Exercise details:
Gather up every line that includes the string "trunked".

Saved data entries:
============================================================

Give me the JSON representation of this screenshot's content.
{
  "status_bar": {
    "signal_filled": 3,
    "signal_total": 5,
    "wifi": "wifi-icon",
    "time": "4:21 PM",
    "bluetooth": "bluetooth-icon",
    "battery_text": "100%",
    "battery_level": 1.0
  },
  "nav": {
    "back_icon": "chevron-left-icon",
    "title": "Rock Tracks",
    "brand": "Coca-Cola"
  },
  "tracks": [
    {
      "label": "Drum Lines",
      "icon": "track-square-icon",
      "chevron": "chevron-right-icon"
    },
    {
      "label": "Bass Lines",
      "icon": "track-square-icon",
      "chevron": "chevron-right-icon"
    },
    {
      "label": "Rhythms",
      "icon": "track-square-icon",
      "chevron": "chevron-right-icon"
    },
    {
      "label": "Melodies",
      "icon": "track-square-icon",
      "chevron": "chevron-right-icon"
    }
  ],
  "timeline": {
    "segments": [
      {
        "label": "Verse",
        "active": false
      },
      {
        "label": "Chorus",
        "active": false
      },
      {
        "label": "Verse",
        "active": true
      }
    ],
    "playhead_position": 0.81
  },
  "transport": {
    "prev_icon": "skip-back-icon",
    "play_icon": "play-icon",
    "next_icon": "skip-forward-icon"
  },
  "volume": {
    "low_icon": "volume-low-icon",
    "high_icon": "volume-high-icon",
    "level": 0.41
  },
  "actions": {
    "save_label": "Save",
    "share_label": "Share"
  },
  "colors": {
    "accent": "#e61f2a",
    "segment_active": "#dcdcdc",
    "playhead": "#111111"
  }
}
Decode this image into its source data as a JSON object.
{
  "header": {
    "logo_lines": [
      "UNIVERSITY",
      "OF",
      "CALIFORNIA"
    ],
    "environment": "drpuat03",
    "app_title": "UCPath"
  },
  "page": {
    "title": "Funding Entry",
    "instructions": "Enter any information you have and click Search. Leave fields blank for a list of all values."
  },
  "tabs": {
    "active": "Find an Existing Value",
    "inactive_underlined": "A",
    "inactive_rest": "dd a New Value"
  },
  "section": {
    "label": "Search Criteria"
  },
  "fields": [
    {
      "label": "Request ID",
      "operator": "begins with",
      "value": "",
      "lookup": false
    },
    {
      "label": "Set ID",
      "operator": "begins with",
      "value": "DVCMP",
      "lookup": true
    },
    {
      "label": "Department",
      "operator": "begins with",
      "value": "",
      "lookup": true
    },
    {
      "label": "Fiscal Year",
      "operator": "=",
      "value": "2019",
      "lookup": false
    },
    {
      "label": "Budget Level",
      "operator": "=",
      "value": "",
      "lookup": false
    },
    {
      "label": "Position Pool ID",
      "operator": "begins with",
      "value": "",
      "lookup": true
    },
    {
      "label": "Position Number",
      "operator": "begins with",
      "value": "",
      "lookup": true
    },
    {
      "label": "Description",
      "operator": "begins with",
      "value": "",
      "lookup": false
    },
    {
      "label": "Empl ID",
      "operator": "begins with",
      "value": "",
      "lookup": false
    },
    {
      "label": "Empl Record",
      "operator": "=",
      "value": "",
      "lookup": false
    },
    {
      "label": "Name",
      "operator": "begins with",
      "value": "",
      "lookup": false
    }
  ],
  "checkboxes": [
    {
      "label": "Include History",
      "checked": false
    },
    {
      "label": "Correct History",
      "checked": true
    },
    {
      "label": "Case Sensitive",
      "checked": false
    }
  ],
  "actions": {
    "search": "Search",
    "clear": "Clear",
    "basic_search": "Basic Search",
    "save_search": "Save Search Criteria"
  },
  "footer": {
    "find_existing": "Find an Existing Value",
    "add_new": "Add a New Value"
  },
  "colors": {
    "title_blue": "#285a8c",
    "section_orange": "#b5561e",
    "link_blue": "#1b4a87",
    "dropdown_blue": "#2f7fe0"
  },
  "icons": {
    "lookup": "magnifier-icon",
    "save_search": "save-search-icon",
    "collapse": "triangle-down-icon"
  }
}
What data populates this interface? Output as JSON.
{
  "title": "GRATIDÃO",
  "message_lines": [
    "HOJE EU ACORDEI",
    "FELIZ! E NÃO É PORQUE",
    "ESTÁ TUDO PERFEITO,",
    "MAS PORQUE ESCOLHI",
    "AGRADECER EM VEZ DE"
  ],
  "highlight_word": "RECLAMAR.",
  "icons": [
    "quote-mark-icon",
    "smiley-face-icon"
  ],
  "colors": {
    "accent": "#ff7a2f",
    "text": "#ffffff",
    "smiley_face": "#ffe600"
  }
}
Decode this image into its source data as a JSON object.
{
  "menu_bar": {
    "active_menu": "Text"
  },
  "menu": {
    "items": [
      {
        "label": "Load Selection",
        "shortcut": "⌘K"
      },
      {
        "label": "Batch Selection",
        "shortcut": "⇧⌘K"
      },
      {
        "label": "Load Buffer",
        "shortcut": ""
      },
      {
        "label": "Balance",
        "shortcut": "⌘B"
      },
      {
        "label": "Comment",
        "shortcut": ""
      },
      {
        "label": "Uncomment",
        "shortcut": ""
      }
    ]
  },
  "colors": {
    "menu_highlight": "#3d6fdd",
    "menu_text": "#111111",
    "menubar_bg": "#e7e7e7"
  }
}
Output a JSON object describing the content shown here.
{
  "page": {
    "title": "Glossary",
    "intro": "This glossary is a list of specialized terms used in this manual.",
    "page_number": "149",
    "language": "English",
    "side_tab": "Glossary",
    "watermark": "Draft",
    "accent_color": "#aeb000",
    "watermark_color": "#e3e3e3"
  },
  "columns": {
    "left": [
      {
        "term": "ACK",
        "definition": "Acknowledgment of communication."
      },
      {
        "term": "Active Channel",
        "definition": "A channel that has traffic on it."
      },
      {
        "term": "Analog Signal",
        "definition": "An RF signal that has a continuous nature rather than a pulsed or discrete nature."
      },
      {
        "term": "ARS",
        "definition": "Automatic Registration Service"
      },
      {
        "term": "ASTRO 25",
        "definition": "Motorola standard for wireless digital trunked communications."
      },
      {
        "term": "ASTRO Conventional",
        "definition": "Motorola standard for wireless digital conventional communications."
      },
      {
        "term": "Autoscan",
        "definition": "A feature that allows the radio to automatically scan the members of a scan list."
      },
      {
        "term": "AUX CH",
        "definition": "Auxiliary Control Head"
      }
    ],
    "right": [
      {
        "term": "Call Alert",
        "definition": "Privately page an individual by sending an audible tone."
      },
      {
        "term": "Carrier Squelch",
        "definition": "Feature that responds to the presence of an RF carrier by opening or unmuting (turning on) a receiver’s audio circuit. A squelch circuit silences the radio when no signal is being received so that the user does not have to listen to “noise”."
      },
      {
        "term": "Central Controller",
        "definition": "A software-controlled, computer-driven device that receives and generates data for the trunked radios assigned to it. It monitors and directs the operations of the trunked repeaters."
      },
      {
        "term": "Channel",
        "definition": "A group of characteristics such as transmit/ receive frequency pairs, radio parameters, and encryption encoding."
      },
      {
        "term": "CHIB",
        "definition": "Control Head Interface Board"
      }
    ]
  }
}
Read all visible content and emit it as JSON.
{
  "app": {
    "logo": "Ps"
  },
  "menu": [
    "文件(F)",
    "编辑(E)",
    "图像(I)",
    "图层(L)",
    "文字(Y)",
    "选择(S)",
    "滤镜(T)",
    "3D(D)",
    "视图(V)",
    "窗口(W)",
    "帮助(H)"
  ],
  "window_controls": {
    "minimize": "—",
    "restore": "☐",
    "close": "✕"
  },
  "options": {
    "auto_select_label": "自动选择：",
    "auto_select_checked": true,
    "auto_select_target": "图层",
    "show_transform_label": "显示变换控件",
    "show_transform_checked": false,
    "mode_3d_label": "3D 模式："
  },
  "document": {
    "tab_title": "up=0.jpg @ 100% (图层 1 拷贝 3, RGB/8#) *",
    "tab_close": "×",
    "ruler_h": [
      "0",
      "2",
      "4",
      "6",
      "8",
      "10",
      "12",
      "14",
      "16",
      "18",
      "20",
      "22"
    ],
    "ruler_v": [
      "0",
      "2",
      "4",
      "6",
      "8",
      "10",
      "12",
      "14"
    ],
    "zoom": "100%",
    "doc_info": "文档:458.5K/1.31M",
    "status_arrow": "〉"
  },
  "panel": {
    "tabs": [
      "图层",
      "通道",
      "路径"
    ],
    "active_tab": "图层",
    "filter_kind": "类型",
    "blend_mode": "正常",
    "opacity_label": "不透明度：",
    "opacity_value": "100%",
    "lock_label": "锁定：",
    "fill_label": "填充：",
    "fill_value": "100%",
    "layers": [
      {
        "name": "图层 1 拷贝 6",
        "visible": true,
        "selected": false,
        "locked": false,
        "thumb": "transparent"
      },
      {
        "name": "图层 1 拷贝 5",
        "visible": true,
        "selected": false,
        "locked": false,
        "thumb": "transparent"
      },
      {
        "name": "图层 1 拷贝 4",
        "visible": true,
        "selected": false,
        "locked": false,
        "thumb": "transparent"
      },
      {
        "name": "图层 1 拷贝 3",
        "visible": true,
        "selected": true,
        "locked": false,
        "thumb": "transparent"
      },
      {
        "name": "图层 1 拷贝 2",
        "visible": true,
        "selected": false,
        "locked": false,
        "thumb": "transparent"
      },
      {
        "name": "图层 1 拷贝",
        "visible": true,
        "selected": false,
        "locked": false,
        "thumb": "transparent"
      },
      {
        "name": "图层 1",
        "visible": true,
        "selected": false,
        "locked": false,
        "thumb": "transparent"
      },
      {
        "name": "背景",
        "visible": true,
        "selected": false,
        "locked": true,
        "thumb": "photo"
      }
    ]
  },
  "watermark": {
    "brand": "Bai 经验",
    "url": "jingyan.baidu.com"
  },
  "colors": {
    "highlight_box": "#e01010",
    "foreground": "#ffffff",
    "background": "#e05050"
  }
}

============================================================

Exercise response:
        "definition": "Motorola standard for wireless digital trunked communications."
        "definition": "A software-controlled, computer-driven device that receives and generates data for the trunked radios assigned to it. It monitors and directs the operations of the trunked repeaters."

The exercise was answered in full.